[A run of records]
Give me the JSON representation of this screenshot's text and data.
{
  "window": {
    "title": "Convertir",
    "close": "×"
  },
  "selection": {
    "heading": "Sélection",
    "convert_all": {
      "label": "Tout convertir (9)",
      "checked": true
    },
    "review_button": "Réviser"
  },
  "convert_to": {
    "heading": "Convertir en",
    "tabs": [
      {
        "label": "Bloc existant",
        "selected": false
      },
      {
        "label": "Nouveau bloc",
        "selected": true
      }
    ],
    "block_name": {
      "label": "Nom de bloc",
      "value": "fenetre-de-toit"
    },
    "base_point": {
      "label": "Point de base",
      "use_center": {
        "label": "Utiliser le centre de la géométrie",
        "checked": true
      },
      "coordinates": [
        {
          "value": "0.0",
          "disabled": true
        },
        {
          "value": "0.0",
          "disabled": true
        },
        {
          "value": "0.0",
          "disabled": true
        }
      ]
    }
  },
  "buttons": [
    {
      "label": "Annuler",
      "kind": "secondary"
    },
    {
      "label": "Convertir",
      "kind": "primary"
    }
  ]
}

**What is needed:** Quote the data in full, keeping each word unchanged.

**Task response:**
Give me the JSON representation of this screenshot's text and data.
{
  "window": {
    "title": "Convertir",
    "close": "×"
  },
  "selection": {
    "heading": "Sélection",
    "convert_all": {
      "label": "Tout convertir (9)",
      "checked": true
    },
    "review_button": "Réviser"
  },
  "convert_to": {
    "heading": "Convertir en",
    "tabs": [
      {
        "label": "Bloc existant",
        "selected": false
      },
      {
        "label": "Nouveau bloc",
        "selected": true
      }
    ],
    "block_name": {
      "label": "Nom de bloc",
      "value": "fenetre-de-toit"
    },
    "base_point": {
      "label": "Point de base",
      "use_center": {
        "label": "Utiliser le centre de la géométrie",
        "checked": true
      },
      "coordinates": [
        {
          "value": "0.0",
          "disabled": true
        },
        {
          "value": "0.0",
          "disabled": true
        },
        {
          "value": "0.0",
          "disabled": true
        }
      ]
    }
  },
  "buttons": [
    {
      "label": "Annuler",
      "kind": "secondary"
    },
    {
      "label": "Convertir",
      "kind": "primary"
    }
  ]
}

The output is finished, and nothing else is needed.